» Requirements
Check each line below for the word "https" and give the number of lines that have it, nothing more.

##### Data section #####

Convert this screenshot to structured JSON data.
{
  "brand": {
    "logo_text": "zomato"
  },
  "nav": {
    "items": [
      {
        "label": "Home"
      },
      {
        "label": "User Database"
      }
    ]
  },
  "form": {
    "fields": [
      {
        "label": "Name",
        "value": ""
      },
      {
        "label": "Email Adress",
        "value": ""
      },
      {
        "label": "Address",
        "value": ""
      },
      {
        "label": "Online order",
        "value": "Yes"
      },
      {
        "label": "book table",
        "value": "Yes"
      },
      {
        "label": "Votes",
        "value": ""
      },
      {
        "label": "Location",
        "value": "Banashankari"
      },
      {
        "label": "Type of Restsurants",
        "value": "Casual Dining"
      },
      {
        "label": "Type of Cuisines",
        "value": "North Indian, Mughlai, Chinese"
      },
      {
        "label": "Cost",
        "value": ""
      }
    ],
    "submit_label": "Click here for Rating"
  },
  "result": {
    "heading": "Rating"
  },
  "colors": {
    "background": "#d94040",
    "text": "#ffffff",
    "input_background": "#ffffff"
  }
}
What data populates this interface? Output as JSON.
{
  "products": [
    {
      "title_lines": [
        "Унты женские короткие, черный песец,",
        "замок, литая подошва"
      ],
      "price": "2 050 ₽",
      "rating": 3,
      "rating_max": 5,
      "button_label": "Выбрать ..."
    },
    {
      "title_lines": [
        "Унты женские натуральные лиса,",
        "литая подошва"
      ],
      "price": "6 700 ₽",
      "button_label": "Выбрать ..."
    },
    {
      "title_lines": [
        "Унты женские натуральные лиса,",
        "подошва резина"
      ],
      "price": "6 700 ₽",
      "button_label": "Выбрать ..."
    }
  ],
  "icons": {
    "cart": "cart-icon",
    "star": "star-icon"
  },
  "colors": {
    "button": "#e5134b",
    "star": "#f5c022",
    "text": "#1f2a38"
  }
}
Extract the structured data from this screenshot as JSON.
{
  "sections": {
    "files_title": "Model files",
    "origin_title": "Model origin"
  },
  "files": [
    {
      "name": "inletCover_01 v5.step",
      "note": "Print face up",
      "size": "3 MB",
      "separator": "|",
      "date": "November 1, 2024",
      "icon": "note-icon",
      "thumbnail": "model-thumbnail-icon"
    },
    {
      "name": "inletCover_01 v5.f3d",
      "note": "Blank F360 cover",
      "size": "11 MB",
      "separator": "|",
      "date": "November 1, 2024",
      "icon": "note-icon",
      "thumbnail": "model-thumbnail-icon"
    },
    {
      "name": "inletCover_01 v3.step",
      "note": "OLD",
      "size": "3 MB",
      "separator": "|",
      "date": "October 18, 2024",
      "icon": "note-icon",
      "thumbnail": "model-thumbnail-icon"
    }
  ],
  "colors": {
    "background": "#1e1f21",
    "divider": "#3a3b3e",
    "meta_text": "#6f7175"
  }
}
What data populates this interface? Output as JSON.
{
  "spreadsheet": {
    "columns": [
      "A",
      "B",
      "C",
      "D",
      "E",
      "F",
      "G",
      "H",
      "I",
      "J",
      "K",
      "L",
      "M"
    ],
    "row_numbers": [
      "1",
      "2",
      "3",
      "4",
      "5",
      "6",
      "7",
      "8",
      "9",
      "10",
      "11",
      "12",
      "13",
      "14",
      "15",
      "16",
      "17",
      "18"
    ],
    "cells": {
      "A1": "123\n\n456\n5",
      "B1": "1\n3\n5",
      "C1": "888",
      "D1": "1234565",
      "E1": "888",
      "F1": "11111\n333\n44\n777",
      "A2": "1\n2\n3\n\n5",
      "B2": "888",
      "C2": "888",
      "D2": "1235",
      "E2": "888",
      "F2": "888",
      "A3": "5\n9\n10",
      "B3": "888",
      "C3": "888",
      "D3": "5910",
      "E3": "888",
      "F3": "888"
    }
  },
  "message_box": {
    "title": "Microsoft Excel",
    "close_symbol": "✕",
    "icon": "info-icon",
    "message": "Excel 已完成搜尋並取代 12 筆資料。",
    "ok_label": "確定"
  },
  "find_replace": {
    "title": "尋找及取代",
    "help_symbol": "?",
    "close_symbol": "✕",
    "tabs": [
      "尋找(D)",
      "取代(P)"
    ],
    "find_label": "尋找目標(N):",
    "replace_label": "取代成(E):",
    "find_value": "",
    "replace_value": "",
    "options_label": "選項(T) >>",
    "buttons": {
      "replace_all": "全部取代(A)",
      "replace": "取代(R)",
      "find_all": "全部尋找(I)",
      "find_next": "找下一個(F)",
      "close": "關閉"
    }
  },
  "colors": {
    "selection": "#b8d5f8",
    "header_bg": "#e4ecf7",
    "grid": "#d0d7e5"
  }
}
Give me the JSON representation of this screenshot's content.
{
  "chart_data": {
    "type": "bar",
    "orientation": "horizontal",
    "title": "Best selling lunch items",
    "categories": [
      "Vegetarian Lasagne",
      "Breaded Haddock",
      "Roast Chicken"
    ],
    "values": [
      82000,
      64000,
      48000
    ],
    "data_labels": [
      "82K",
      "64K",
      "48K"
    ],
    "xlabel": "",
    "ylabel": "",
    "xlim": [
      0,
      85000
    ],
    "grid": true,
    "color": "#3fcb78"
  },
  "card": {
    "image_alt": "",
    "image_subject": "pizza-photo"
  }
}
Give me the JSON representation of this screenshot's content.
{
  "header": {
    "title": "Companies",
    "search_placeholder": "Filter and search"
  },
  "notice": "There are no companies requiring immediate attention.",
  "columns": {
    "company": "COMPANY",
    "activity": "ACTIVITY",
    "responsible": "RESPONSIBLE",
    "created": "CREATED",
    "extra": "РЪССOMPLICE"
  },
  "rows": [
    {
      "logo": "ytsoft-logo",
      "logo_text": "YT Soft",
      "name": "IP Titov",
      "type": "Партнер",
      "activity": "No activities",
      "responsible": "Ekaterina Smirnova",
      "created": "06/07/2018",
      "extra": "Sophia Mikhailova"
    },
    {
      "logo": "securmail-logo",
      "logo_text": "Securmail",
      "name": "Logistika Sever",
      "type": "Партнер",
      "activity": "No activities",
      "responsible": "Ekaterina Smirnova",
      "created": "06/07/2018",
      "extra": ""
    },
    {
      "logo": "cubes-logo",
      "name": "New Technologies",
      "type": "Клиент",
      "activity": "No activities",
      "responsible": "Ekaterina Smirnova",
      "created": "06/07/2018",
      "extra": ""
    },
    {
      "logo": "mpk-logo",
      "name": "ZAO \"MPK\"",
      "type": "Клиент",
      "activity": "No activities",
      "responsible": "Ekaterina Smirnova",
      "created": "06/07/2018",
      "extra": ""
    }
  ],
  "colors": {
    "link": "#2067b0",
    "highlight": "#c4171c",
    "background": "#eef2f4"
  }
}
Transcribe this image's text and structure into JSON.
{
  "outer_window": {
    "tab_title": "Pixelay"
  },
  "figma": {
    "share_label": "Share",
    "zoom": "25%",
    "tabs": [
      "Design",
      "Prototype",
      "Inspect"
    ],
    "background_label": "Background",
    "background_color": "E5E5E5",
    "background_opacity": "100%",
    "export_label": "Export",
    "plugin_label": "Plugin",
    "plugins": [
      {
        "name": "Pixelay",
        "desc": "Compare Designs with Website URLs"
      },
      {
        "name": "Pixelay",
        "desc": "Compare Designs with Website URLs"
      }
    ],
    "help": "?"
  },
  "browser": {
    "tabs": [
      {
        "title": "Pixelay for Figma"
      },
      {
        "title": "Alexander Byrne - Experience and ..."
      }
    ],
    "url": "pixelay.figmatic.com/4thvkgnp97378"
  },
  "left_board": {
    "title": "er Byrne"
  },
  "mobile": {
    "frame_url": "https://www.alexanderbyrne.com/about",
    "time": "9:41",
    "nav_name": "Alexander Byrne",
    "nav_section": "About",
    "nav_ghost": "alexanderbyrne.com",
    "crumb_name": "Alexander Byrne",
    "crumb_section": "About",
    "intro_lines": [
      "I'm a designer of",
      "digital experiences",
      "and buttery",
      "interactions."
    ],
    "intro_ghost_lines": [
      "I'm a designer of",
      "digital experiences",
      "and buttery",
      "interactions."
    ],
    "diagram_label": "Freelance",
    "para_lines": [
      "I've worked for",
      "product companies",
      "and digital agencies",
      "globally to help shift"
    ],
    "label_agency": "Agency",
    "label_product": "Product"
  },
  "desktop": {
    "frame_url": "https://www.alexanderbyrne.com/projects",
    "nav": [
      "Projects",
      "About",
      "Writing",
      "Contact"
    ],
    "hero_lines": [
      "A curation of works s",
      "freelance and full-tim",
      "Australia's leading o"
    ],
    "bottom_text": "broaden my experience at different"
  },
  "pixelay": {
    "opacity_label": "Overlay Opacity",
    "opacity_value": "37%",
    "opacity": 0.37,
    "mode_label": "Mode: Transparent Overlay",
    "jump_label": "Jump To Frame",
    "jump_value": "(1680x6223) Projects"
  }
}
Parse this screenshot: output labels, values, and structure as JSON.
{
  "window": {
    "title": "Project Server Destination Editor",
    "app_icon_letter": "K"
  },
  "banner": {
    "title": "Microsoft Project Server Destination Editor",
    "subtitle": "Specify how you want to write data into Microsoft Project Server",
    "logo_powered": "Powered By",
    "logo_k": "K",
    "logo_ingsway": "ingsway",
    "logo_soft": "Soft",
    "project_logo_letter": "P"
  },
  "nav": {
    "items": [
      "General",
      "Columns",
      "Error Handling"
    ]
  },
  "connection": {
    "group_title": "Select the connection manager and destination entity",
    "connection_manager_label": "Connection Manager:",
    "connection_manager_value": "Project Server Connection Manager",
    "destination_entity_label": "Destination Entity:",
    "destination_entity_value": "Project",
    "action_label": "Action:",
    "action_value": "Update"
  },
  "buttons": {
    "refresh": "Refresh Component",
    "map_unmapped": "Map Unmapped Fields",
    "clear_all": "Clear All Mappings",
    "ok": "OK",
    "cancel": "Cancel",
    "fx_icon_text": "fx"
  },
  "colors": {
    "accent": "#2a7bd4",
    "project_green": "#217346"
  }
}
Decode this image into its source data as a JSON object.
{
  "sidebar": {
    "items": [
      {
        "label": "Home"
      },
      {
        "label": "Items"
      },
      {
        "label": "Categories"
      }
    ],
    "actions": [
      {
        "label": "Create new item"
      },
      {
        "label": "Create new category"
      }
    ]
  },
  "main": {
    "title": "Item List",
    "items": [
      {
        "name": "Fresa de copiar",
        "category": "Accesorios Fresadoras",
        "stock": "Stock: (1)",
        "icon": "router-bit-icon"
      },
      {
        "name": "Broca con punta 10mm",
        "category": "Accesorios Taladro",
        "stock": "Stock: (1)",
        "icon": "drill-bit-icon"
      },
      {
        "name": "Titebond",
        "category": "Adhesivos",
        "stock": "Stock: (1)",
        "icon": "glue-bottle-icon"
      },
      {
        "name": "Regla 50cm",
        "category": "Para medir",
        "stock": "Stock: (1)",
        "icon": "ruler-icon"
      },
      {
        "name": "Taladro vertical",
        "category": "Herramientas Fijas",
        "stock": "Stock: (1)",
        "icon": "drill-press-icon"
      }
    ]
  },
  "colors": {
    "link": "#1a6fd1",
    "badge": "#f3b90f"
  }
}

#####

» Output below
2